- Stated goal:
Write out the lines of the records word for word, starting at the first line and ending with the line that contains "stop-name: הרצל/עזרא [1022, 1236, 1104, 1255]", both ends included.

Items from a data source
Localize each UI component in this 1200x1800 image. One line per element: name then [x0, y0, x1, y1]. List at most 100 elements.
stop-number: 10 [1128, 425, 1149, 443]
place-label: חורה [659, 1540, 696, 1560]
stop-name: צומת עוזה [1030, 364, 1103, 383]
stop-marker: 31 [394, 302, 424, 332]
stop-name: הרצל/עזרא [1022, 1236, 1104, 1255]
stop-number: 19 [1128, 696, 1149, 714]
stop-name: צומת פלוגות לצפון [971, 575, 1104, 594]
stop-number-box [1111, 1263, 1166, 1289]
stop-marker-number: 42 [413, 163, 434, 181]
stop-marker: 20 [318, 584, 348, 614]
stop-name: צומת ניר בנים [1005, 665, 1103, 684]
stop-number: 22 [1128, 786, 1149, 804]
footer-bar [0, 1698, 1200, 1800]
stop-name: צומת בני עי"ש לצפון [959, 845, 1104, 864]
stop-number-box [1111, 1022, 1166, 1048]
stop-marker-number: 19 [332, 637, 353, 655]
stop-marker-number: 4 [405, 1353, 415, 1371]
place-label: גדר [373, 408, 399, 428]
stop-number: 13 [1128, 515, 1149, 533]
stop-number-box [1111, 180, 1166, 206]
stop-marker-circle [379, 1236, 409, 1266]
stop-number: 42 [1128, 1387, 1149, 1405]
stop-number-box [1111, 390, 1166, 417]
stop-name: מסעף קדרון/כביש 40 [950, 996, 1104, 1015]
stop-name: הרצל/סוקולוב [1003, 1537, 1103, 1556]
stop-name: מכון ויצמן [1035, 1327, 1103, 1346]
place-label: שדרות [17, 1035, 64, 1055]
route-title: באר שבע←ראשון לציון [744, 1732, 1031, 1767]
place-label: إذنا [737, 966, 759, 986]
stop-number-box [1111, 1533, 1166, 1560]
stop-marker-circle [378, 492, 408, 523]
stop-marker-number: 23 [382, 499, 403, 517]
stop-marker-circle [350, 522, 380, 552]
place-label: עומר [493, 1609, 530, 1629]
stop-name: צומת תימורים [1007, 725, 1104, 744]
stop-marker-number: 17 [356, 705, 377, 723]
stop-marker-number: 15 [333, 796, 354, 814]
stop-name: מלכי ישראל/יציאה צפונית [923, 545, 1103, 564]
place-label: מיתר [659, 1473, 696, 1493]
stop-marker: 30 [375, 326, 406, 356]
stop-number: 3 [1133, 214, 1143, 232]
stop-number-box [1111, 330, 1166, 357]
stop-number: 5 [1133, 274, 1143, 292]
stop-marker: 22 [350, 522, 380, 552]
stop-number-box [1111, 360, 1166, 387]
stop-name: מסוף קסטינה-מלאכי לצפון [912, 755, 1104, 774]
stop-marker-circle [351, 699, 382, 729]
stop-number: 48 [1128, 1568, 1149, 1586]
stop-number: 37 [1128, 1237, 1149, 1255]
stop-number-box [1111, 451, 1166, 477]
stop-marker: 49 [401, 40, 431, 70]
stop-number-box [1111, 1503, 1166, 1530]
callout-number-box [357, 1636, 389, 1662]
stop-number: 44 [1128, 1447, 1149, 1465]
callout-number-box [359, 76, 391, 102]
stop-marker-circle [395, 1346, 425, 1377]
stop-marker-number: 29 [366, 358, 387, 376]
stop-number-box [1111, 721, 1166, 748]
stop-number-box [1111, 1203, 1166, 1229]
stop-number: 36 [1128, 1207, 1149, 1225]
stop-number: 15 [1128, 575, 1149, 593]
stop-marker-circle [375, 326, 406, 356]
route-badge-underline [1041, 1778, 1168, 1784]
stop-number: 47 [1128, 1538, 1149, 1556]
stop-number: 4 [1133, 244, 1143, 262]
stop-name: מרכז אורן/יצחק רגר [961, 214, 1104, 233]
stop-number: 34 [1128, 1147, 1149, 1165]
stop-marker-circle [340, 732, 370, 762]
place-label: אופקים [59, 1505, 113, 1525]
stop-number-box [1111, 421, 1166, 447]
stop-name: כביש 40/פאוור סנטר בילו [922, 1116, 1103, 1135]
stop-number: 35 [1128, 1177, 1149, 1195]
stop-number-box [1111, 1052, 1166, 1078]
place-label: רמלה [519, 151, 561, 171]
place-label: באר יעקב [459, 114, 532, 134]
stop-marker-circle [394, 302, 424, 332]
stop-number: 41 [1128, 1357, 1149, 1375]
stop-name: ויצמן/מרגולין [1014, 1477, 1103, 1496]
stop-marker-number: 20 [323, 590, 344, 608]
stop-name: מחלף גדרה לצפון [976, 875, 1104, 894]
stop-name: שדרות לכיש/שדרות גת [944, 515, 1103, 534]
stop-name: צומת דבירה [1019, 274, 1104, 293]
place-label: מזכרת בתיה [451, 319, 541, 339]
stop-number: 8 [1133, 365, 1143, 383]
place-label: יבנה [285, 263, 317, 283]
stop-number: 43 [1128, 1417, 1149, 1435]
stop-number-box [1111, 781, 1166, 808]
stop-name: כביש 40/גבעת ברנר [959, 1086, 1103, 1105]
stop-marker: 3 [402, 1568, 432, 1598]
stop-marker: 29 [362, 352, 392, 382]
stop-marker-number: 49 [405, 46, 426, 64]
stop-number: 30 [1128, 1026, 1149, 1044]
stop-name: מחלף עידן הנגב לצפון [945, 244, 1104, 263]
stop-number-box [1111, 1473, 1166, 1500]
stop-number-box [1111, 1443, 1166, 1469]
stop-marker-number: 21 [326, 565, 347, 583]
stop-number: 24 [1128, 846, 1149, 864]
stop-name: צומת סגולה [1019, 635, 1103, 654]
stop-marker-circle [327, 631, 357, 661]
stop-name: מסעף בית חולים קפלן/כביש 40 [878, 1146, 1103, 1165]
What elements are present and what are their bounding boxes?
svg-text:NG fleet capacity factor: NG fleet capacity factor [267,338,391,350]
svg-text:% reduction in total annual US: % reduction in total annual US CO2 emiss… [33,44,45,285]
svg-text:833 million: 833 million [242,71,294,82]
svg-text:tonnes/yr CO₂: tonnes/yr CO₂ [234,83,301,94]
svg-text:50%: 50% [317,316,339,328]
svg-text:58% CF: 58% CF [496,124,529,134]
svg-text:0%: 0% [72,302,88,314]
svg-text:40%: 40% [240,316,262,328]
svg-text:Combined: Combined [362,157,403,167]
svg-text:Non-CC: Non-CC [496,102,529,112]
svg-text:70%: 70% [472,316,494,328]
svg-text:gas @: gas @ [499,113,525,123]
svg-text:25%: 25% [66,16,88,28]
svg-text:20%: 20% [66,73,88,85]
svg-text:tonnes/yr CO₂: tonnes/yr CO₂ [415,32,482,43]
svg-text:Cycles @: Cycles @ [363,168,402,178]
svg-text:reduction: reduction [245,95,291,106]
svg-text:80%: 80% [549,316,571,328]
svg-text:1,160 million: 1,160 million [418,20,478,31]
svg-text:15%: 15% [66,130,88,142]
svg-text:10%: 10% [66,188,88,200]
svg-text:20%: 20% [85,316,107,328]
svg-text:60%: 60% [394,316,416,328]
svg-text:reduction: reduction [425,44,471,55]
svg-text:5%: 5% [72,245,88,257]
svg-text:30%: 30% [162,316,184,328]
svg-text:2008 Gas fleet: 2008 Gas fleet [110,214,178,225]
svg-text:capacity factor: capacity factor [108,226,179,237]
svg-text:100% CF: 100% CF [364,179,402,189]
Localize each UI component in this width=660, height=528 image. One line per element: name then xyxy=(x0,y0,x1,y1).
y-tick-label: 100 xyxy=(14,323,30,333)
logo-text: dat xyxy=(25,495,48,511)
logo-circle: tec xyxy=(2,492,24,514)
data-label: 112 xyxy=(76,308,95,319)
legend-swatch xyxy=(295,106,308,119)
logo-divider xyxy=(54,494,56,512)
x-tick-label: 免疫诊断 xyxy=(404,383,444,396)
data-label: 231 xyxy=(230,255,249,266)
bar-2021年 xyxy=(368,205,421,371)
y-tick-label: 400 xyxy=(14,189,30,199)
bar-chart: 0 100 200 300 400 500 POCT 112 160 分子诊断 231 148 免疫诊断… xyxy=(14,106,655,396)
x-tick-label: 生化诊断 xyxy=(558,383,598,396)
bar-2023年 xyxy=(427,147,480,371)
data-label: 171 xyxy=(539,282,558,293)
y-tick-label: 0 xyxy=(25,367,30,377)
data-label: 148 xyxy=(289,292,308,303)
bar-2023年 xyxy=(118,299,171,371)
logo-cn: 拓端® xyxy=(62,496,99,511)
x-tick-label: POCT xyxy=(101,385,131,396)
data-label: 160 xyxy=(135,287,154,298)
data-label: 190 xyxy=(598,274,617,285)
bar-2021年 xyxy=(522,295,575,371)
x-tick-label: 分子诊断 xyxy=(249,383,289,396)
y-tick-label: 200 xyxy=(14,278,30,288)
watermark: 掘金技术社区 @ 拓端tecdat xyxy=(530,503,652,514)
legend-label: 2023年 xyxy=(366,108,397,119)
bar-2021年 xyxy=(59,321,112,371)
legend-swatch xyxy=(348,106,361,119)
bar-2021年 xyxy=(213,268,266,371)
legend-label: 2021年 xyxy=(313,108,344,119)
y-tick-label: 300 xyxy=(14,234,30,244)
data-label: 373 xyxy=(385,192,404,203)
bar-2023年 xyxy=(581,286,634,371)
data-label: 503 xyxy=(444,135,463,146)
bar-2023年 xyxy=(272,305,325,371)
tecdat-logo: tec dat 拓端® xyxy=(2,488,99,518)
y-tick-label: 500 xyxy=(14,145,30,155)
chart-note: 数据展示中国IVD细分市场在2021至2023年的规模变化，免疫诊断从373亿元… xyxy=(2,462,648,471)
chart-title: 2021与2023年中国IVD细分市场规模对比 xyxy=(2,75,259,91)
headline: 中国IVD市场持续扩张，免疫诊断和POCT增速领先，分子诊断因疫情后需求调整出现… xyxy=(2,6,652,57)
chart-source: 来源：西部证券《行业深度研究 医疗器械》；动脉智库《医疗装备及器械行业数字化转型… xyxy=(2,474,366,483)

- Task result:
Localize each UI component in this 1200x1800 image. One line per element: name then [x0, y0, x1, y1]. List at most 100 elements.
stop-number: 10 [1128, 425, 1149, 443]
place-label: חורה [659, 1540, 696, 1560]
stop-name: צומת עוזה [1030, 364, 1103, 383]
stop-marker: 31 [394, 302, 424, 332]
stop-name: הרצל/עזרא [1022, 1236, 1104, 1255]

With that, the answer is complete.